▶ **Request**: Pictures do not belong in the copy; restate the records below word for word.

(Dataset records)

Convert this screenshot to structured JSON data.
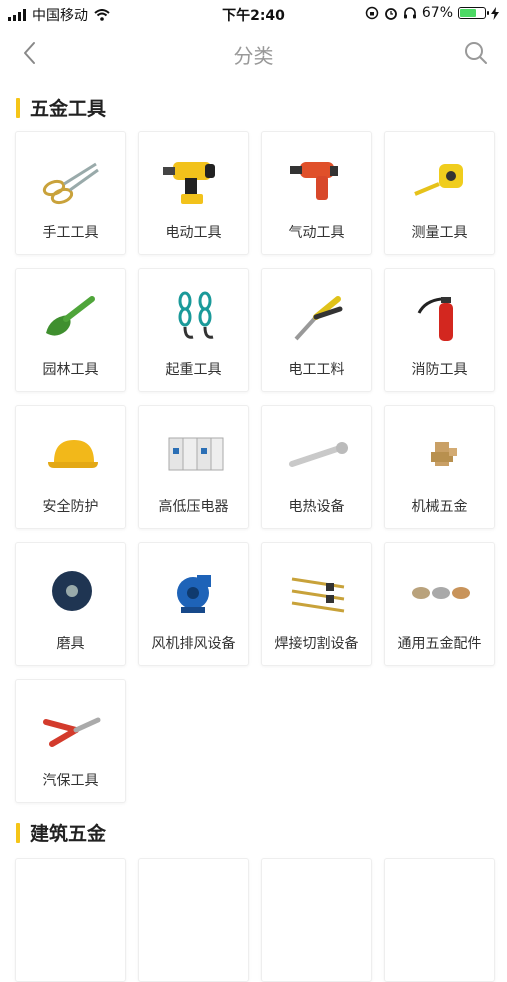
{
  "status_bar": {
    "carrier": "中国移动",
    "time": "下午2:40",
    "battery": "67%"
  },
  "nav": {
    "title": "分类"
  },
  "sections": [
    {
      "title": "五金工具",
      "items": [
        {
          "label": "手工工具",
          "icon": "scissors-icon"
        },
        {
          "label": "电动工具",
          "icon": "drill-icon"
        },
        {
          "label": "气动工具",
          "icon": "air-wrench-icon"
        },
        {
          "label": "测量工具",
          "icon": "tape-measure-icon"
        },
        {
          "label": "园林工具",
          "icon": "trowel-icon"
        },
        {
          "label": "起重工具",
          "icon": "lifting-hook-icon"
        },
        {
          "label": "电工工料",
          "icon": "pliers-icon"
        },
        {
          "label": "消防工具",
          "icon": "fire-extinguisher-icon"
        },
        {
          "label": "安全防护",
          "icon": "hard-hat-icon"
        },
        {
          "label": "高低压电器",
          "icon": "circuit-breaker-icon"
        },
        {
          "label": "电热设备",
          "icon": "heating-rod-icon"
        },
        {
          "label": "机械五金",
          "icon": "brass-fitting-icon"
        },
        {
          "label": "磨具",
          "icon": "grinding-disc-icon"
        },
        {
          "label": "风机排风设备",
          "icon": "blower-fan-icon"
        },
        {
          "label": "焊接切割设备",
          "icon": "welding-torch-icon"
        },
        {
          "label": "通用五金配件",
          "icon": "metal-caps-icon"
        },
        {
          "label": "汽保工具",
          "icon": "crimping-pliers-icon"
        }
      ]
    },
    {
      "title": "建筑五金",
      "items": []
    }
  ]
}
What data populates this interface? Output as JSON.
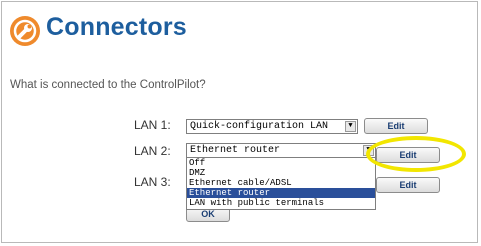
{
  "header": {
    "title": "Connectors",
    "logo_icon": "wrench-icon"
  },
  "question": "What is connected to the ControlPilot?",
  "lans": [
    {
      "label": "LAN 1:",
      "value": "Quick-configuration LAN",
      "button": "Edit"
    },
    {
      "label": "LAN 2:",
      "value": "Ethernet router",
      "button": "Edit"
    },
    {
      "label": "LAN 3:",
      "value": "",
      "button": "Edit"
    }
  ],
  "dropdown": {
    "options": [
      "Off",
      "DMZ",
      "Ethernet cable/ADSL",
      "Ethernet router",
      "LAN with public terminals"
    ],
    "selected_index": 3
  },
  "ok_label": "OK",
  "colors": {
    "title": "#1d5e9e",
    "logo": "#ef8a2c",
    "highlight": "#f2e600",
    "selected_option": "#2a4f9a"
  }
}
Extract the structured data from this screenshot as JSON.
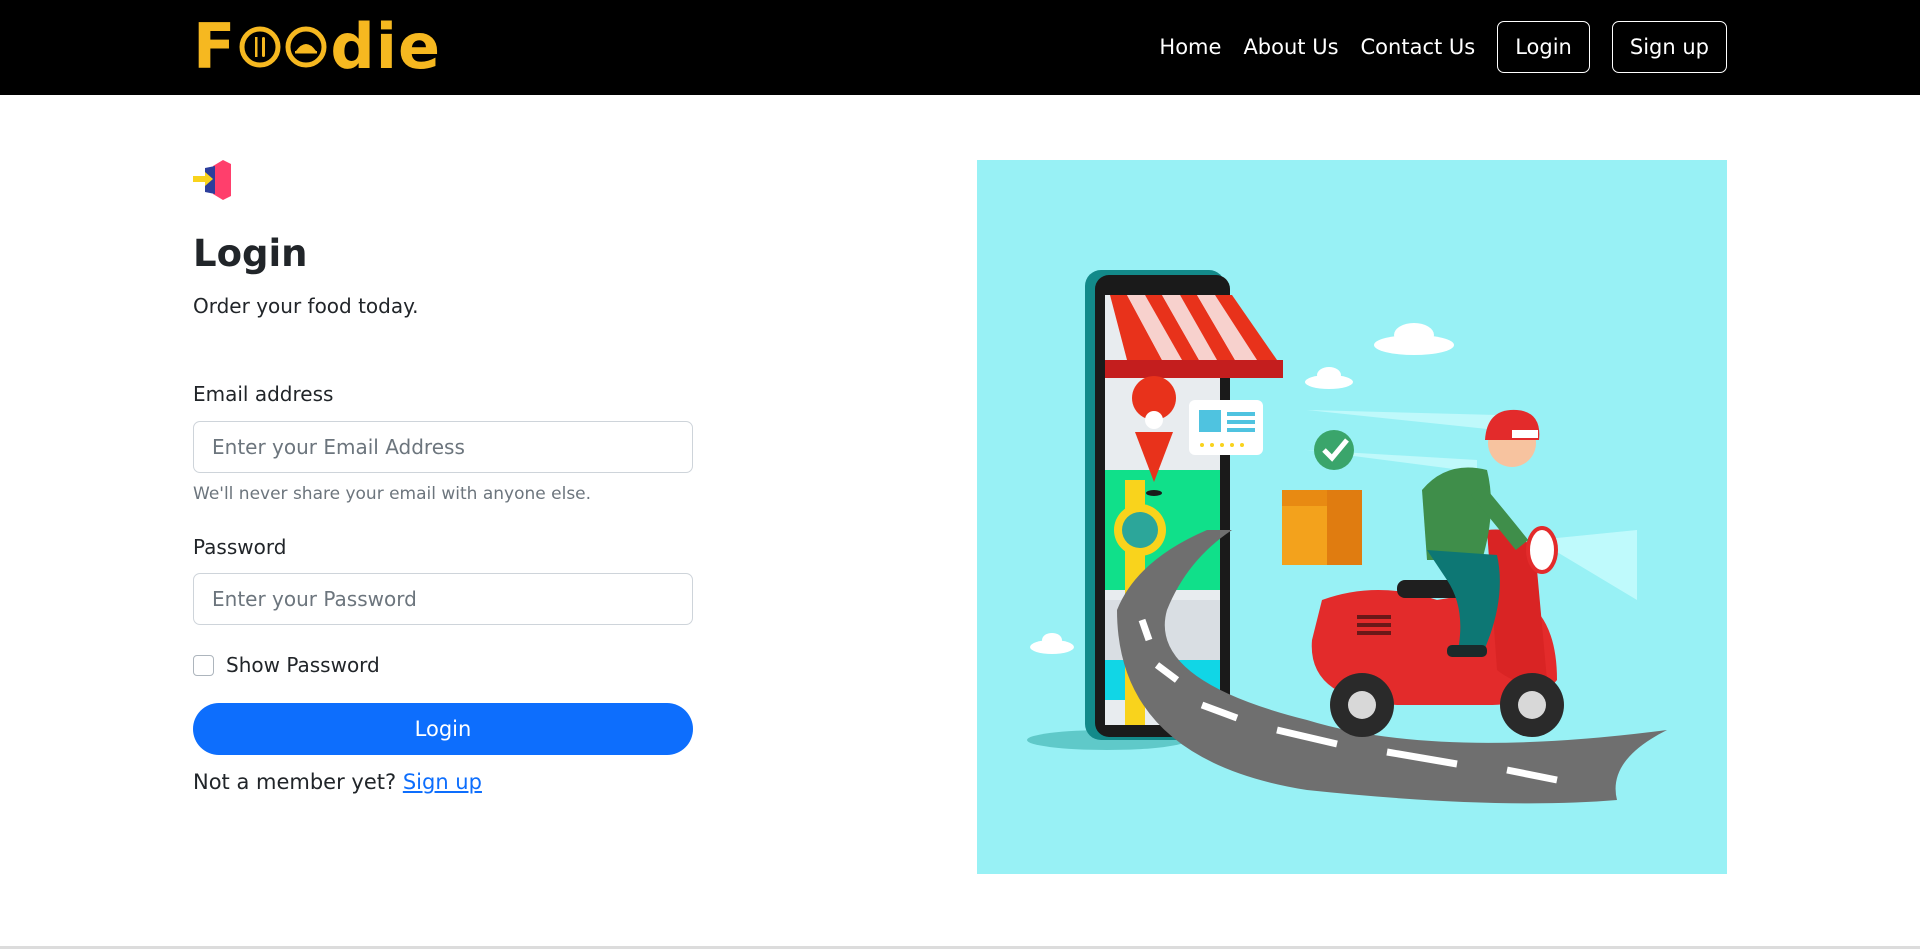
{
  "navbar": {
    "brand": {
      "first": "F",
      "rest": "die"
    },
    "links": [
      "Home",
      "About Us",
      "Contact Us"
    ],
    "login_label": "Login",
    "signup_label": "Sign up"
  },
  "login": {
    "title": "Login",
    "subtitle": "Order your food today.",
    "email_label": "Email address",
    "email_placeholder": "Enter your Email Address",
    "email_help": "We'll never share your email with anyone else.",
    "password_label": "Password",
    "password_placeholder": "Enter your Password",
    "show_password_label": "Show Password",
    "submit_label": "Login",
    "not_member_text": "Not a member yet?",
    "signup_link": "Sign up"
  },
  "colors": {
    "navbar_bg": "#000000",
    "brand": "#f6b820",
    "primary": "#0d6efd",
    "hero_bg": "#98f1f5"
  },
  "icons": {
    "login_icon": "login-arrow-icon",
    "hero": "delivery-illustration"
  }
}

▶ **Exercise result**:
Convert this screenshot to structured JSON data.
{
  "status_bar": {
    "carrier": "中国移动",
    "time": "下午2:40",
    "battery": "67%"
  },
  "nav": {
    "title": "分类"
  },
  "sections": [
    {
      "title": "五金工具",
      "items": [
        {
          "label": "手工工具",
          "icon": "scissors-icon"
        },
        {
          "label": "电动工具",
          "icon": "drill-icon"
        },
        {
          "label": "气动工具",
          "icon": "air-wrench-icon"
        },
        {
          "label": "测量工具",
          "icon": "tape-measure-icon"
        },
        {
          "label": "园林工具",
          "icon": "trowel-icon"
        },
        {
          "label": "起重工具",
          "icon": "lifting-hook-icon"
        },
        {
          "label": "电工工料",
          "icon": "pliers-icon"
        },
        {
          "label": "消防工具",
          "icon": "fire-extinguisher-icon"
        },
        {
          "label": "安全防护",
          "icon": "hard-hat-icon"
        },
        {
          "label": "高低压电器",
          "icon": "circuit-breaker-icon"
        },
        {
          "label": "电热设备",
          "icon": "heating-rod-icon"
        },
        {
          "label": "机械五金",
          "icon": "brass-fitting-icon"
        },
        {
          "label": "磨具",
          "icon": "grinding-disc-icon"
        },
        {
          "label": "风机排风设备",
          "icon": "blower-fan-icon"
        },
        {
          "label": "焊接切割设备",
          "icon": "welding-torch-icon"
        },
        {
          "label": "通用五金配件",
          "icon": "metal-caps-icon"
        },
        {
          "label": "汽保工具",
          "icon": "crimping-pliers-icon"
        }
      ]
    },
    {
      "title": "建筑五金",
      "items": []
    }
  ]
}
What data populates this interface? Output as JSON.
{
  "header": {
    "title": "Connectors",
    "logo_icon": "wrench-icon"
  },
  "question": "What is connected to the ControlPilot?",
  "lans": [
    {
      "label": "LAN 1:",
      "value": "Quick-configuration LAN",
      "button": "Edit"
    },
    {
      "label": "LAN 2:",
      "value": "Ethernet router",
      "button": "Edit"
    },
    {
      "label": "LAN 3:",
      "value": "",
      "button": "Edit"
    }
  ],
  "dropdown": {
    "options": [
      "Off",
      "DMZ",
      "Ethernet cable/ADSL",
      "Ethernet router",
      "LAN with public terminals"
    ],
    "selected_index": 3
  },
  "ok_label": "OK",
  "colors": {
    "title": "#1d5e9e",
    "logo": "#ef8a2c",
    "highlight": "#f2e600",
    "selected_option": "#2a4f9a"
  }
}
Extract the structured data from this screenshot as JSON.
{
  "navbar": {
    "brand": {
      "first": "F",
      "rest": "die"
    },
    "links": [
      "Home",
      "About Us",
      "Contact Us"
    ],
    "login_label": "Login",
    "signup_label": "Sign up"
  },
  "login": {
    "title": "Login",
    "subtitle": "Order your food today.",
    "email_label": "Email address",
    "email_placeholder": "Enter your Email Address",
    "email_help": "We'll never share your email with anyone else.",
    "password_label": "Password",
    "password_placeholder": "Enter your Password",
    "show_password_label": "Show Password",
    "submit_label": "Login",
    "not_member_text": "Not a member yet?",
    "signup_link": "Sign up"
  },
  "colors": {
    "navbar_bg": "#000000",
    "brand": "#f6b820",
    "primary": "#0d6efd",
    "hero_bg": "#98f1f5"
  },
  "icons": {
    "login_icon": "login-arrow-icon",
    "hero": "delivery-illustration"
  }
}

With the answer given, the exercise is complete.